+++ SUPPLIED MATERIAL +++

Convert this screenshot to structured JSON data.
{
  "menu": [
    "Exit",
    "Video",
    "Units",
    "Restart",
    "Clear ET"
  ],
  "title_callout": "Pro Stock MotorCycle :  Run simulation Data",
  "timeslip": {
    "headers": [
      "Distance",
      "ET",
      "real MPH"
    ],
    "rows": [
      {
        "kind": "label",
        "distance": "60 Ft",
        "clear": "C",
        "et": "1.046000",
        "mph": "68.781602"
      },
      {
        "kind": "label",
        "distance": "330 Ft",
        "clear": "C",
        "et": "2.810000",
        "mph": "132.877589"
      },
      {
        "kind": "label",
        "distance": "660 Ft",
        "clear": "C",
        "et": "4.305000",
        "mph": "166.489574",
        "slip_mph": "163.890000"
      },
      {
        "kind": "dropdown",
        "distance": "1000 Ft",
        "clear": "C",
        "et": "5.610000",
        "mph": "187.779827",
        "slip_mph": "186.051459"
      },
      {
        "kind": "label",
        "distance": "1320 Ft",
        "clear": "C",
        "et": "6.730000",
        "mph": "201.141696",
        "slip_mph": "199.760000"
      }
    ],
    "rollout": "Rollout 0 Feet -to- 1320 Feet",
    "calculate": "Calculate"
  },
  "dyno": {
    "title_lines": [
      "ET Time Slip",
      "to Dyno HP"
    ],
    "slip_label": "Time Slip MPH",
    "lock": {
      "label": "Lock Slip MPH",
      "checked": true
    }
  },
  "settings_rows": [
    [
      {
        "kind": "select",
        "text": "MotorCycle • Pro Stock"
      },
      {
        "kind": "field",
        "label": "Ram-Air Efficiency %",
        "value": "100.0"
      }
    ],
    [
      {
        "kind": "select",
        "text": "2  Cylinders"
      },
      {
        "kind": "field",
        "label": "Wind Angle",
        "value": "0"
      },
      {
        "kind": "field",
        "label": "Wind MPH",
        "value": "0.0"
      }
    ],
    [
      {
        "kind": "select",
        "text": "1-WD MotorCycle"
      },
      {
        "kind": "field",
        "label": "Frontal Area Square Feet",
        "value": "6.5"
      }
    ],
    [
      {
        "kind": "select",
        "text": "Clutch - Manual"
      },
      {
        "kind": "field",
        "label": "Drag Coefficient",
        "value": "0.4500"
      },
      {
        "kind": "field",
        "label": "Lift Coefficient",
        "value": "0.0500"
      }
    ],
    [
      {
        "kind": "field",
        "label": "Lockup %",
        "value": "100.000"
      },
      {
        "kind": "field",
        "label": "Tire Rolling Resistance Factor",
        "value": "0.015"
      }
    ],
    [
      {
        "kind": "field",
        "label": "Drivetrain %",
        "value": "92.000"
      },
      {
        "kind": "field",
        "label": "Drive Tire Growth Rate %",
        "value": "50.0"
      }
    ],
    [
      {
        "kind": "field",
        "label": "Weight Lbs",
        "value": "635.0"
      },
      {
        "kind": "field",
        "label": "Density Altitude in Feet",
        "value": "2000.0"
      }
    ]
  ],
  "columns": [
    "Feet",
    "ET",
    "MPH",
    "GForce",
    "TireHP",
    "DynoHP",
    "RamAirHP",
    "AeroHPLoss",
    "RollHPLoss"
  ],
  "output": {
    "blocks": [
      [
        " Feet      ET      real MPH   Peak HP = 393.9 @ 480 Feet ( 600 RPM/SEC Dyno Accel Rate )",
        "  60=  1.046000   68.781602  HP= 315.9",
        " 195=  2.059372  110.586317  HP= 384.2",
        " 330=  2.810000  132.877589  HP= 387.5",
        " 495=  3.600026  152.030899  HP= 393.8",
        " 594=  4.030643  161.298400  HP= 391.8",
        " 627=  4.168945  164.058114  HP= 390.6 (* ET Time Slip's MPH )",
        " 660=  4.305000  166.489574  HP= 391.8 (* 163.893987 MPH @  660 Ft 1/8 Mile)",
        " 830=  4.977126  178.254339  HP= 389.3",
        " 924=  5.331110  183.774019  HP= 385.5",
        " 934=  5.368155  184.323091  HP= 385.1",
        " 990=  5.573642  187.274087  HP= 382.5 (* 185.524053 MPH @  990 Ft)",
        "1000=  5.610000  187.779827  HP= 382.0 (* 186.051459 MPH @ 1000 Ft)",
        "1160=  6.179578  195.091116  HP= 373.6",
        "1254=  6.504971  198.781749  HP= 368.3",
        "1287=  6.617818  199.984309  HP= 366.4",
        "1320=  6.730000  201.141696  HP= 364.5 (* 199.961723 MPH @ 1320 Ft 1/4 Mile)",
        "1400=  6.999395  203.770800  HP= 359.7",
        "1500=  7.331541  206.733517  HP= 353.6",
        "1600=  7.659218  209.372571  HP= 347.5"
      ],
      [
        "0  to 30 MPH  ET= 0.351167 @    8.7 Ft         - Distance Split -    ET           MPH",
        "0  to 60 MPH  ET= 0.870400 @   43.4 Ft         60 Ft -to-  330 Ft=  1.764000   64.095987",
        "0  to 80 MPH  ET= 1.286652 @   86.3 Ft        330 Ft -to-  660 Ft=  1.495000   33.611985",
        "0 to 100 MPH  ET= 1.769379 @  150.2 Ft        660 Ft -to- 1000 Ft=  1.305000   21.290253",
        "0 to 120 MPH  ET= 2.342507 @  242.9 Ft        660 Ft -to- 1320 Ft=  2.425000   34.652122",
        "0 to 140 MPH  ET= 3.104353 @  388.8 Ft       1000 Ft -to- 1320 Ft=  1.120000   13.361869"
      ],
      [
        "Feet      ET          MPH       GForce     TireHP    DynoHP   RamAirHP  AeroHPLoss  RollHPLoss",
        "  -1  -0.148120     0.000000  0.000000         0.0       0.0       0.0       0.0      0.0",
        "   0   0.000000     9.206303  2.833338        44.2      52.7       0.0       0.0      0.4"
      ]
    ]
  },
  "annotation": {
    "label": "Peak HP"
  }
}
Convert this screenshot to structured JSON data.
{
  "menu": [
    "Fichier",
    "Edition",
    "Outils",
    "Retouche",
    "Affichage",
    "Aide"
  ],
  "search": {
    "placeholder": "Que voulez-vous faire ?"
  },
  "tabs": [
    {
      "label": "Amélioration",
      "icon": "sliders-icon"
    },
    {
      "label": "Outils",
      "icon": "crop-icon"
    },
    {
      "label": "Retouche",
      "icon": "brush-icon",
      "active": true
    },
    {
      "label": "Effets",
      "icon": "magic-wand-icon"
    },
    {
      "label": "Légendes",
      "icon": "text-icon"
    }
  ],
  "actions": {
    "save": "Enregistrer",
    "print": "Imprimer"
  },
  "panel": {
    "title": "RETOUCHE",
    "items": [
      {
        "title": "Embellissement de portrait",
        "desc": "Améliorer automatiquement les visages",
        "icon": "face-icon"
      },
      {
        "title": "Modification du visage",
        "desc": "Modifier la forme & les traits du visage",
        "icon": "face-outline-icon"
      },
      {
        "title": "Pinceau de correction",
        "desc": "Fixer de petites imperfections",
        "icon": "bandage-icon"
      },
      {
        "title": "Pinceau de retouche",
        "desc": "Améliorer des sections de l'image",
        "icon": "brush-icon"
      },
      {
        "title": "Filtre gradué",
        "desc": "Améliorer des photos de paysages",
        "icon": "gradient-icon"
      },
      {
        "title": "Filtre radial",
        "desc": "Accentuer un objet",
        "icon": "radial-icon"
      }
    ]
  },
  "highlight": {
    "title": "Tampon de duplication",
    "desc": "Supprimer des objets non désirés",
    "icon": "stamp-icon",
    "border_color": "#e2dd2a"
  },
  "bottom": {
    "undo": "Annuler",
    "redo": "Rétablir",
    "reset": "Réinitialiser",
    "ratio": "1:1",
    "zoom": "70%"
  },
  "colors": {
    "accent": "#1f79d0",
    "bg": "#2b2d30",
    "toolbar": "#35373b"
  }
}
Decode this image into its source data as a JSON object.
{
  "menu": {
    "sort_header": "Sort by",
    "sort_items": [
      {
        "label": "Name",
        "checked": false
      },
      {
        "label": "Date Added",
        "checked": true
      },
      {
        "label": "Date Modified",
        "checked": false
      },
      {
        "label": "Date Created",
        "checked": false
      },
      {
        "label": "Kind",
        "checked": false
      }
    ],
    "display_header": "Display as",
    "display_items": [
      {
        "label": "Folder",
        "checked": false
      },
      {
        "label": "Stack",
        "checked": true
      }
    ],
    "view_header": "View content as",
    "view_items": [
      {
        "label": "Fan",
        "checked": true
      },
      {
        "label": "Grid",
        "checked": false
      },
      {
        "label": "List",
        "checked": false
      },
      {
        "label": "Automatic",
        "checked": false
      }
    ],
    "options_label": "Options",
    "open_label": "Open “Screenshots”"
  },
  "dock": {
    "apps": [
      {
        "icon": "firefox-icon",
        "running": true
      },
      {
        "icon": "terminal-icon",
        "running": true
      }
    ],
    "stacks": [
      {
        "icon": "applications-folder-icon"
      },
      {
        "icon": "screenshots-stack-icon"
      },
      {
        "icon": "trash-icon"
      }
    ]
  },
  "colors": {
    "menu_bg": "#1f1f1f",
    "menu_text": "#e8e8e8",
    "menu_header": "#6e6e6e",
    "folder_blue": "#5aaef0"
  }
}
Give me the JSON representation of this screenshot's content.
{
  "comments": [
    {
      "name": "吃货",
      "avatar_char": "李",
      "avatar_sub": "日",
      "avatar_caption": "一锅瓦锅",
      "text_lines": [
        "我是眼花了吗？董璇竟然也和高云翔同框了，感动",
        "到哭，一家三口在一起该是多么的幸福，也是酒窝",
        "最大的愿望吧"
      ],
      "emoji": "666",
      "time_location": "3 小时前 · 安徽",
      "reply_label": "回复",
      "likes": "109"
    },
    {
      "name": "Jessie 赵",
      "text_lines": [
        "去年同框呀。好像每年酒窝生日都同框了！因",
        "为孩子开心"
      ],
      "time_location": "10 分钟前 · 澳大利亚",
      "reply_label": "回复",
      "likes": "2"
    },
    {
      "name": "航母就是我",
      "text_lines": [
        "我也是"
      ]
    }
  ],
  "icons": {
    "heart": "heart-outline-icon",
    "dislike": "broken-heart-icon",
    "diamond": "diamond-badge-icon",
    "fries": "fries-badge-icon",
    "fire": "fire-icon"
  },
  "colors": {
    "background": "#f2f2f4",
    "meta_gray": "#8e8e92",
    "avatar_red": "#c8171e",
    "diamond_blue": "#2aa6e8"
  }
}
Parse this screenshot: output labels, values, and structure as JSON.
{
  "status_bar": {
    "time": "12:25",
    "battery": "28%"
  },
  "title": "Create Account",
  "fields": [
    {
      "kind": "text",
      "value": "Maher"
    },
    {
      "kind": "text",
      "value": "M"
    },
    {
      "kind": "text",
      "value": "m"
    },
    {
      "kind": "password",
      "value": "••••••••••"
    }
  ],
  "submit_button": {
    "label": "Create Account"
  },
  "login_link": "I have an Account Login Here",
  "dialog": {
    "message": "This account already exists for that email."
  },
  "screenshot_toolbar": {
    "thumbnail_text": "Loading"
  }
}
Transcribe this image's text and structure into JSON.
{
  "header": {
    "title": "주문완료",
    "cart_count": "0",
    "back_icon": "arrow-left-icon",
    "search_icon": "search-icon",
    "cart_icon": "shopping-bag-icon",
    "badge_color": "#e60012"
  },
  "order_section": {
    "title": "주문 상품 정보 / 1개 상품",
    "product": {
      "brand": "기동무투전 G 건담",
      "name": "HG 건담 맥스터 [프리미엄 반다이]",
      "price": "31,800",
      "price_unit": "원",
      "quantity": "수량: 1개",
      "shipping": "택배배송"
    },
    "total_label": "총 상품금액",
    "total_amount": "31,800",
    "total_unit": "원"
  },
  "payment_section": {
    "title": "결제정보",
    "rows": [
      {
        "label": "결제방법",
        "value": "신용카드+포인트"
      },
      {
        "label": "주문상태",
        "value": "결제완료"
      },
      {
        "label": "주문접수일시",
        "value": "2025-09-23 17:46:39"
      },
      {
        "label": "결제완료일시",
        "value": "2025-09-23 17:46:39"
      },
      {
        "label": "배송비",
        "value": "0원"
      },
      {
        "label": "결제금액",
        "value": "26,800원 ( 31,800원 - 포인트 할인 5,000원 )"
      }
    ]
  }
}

+++

### [REQUEST]
Extract each line holding the string "Améliorer".

### [ANSWER TO THIS TASK]
        "desc": "Améliorer automatiquement les visages",
        "desc": "Améliorer des sections de l'image",
        "desc": "Améliorer des photos de paysages",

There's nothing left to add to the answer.